A dot is a printable character so why does it return an error? And which "order" applies on the used characters resulting "AAAA" more iterations than "A..."?
It says all in the quoted paragraph:
- least significant character first
- The values 0 to 63 are encoded as "./0-9A-Za-z"
So in your example "_....salt" would mean 0 rounds which obviously can't work.
and "_A...salt" is less than "_AAAAsalt" considering the least significant character comes first.
"_...Asalt" would also be more than "_A...salt"

- Exercise tasks
1) In the salt-encoding explanation, how many rounds would "_....salt" mean?
2) Duplicate the salt-encoding explanation from "It says all" to "character comes first.".
3) Go on with the salt-encoding explanation from where it stops.

- Raw records
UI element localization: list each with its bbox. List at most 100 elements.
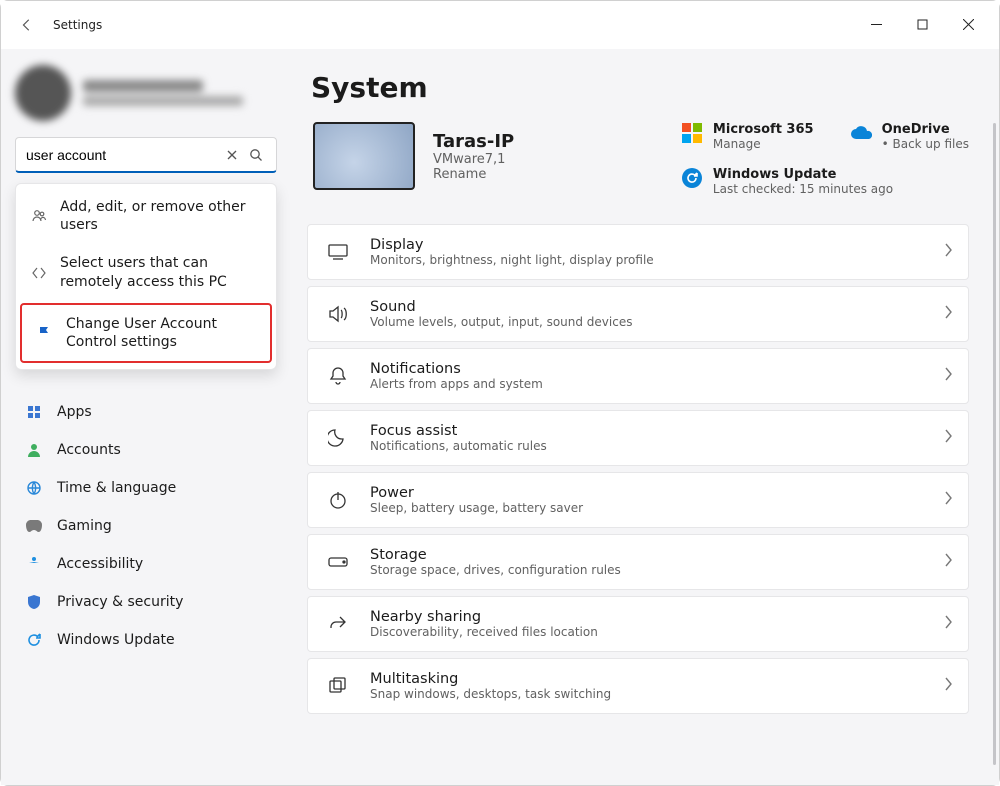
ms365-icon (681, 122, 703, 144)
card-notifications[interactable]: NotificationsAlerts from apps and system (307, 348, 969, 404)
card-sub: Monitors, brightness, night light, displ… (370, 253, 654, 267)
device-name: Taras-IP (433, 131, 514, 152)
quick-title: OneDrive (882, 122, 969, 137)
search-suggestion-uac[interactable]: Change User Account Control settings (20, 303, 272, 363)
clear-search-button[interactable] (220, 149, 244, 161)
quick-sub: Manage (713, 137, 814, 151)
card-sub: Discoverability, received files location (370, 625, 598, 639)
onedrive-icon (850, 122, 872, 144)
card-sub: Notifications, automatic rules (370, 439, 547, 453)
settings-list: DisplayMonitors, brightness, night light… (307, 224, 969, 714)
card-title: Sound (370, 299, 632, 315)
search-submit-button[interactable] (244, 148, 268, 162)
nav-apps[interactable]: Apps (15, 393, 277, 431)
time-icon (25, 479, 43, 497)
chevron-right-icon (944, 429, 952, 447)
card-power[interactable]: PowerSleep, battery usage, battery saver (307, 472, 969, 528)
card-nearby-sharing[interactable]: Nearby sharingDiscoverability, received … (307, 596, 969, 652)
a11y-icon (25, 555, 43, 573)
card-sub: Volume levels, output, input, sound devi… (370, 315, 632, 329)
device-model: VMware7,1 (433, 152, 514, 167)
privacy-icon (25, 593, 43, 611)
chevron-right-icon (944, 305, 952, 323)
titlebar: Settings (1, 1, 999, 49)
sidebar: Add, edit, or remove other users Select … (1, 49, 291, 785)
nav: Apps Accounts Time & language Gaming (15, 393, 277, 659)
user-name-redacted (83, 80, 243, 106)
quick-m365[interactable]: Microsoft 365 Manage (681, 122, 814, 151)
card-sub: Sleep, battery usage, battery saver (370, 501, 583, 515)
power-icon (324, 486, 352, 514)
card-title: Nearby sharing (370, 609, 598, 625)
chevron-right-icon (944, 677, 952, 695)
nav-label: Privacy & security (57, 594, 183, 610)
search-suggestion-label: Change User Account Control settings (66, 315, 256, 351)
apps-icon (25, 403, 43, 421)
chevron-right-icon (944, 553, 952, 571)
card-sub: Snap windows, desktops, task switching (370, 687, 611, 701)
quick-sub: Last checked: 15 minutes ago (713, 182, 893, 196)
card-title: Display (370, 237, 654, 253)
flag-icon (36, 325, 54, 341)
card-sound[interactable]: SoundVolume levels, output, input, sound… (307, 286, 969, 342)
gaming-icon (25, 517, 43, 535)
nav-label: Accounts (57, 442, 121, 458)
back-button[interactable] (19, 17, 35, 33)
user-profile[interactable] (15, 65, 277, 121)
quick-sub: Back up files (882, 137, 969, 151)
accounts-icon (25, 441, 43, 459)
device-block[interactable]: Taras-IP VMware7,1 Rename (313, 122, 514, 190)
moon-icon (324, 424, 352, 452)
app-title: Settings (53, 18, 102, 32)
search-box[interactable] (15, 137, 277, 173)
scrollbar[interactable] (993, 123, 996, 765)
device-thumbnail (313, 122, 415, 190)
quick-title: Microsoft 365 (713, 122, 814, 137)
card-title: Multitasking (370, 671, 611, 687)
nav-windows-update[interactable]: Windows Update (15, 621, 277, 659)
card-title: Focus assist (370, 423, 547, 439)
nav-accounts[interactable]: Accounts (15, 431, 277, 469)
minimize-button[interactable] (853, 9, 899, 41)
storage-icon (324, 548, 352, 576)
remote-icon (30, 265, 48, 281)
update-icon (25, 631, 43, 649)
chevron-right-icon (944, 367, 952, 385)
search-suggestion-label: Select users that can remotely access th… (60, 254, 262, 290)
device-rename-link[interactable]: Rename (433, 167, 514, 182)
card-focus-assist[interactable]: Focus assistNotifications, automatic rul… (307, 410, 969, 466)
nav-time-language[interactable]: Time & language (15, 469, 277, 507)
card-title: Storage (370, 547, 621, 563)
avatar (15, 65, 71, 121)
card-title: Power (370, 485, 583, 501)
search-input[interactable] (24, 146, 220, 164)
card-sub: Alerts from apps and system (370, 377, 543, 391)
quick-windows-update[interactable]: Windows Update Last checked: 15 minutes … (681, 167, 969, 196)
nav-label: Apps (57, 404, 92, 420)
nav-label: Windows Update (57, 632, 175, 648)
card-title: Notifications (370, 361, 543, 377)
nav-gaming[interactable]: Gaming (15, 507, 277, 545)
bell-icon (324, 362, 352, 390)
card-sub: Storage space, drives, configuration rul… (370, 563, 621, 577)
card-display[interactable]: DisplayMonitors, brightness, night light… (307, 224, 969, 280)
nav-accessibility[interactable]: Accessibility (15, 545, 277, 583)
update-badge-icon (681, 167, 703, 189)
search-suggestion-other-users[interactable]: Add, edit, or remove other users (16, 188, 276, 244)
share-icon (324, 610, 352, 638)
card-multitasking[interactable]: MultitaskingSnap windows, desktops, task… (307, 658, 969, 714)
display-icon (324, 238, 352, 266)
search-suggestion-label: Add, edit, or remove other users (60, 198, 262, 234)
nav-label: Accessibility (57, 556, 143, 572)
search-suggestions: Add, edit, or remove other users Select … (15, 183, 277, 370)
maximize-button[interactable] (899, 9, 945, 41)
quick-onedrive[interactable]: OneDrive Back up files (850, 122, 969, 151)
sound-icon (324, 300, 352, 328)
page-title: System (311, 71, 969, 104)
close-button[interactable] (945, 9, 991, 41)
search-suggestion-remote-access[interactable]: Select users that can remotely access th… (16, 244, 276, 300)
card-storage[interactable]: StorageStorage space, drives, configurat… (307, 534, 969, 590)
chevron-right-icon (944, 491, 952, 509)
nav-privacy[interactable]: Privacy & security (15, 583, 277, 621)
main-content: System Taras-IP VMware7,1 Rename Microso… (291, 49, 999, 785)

- Outputs for the tasks
1) 0 rounds

2)
It says all in the quoted paragraph:
- least significant character first
- The values 0 to 63 are encoded as "./0-9A-Za-z"
So in your example "_....salt" would mean 0 rounds which obviously can't work.
and "_A...salt" is less than "_AAAAsalt" considering the least significant character comes first.

3)
This question is a bit old, however i found this when trying to wrap my head around how to create a hashing class for internal use here, and i came up with this little function which will base64 encode an integer with the appropriate characters/significance to be used as the 4 character 'iteration count'. Possible values are from 1 to 16,777,215
private function base64_int_encode($num){
$alphabet_raw = "./0123456789abcdefghijklmnopqrstuvwxyzABCDEFGHIJKLMNOPQRSTUVWXYZ";
$alphabet = str_split($alphabet_raw);
$arr = array();
$base = sizeof($alphabet);
while($num){
$rem = $num % $base;
$num = (int)($num / $base);
$arr[]=$alphabet[$rem];
}
$arr = array_reverse($arr);
$string = implode($arr);
return str_pad($string, 4, '.', STR_PAD_LEFT);
}
Hope it helps someone!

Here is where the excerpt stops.